Source material:
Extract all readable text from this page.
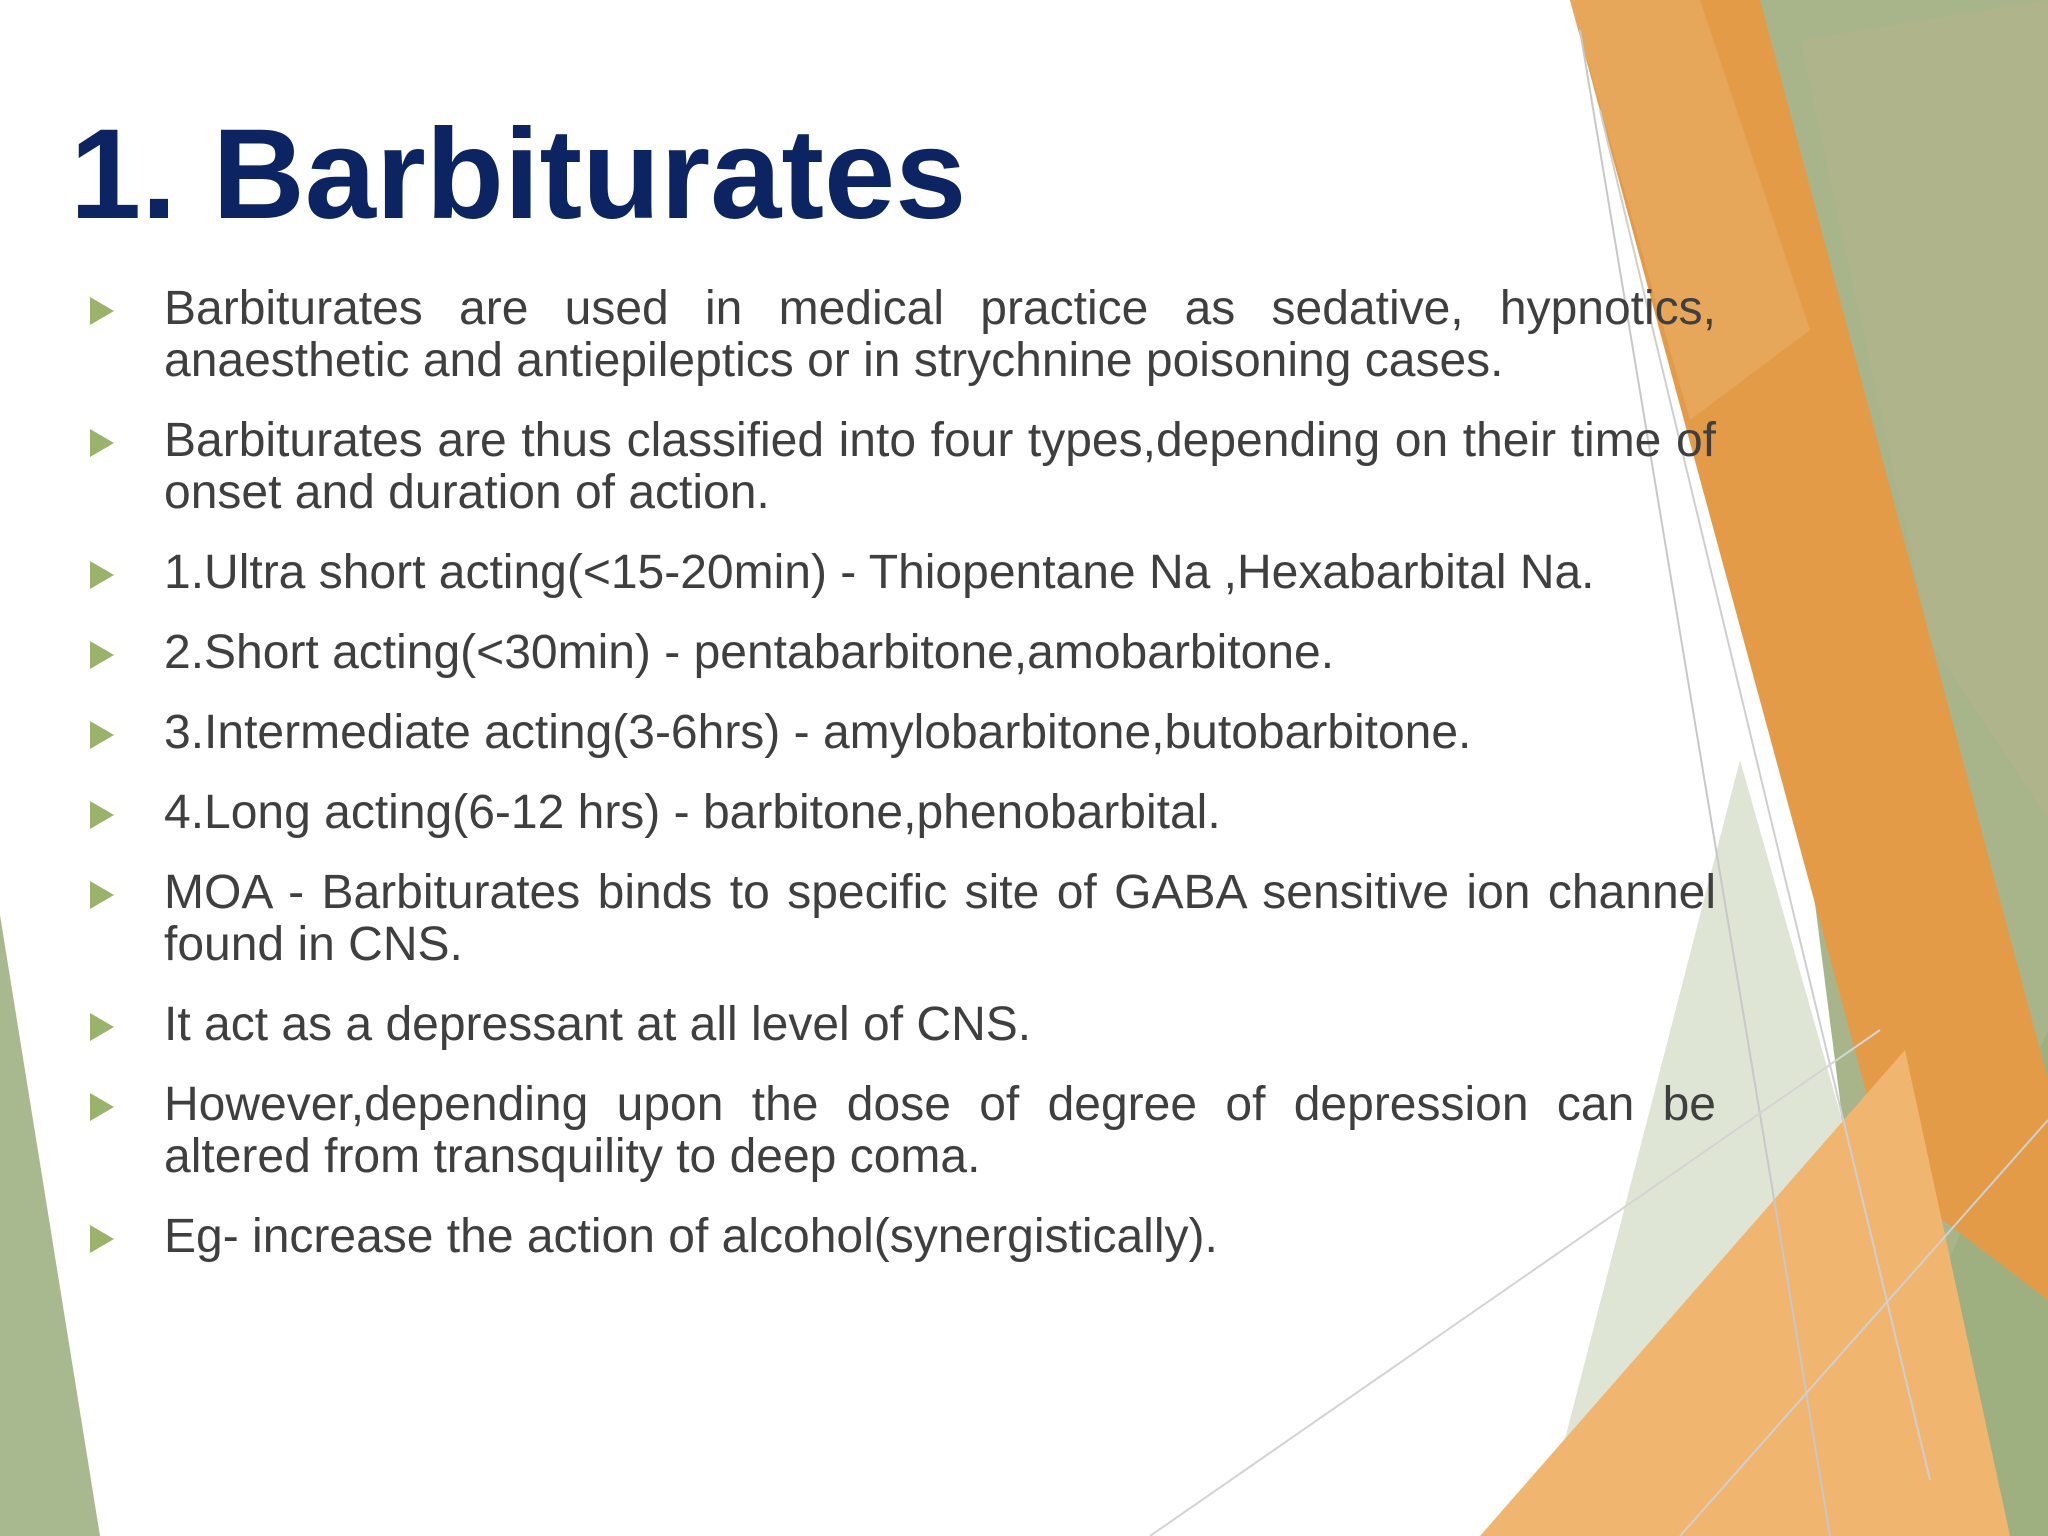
1. Barbiturates
Barbiturates are used in medical practice as sedative, hypnotics, anaesthetic and antiepileptics or in strychnine poisoning cases.
Barbiturates are thus classified into four types,depending on their time of onset and duration of action.
1.Ultra short acting(<15-20min) - Thiopentane Na ,Hexabarbital Na.
2.Short acting(<30min) - pentabarbitone,amobarbitone.
3.Intermediate acting(3-6hrs) - amylobarbitone,butobarbitone.
4.Long acting(6-12 hrs) - barbitone,phenobarbital.
MOA - Barbiturates binds to specific site of GABA sensitive ion channel found in CNS.
It act as a depressant at all level of CNS.
However,depending upon the dose of degree of depression can be altered from transquility to deep coma.
Eg- increase the action of alcohol(synergistically).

Exercise:
Return the full material word for word. Do not include the pictures.

Problem solution:
Extract all readable text from this page.
1. Barbiturates
Barbiturates are used in medical practice as sedative, hypnotics, anaesthetic and antiepileptics or in strychnine poisoning cases.
Barbiturates are thus classified into four types,depending on their time of onset and duration of action.
1.Ultra short acting(<15-20min) - Thiopentane Na ,Hexabarbital Na.
2.Short acting(<30min) - pentabarbitone,amobarbitone.
3.Intermediate acting(3-6hrs) - amylobarbitone,butobarbitone.
4.Long acting(6-12 hrs) - barbitone,phenobarbital.
MOA - Barbiturates binds to specific site of GABA sensitive ion channel found in CNS.
It act as a depressant at all level of CNS.
However,depending upon the dose of degree of depression can be altered from transquility to deep coma.
Eg- increase the action of alcohol(synergistically).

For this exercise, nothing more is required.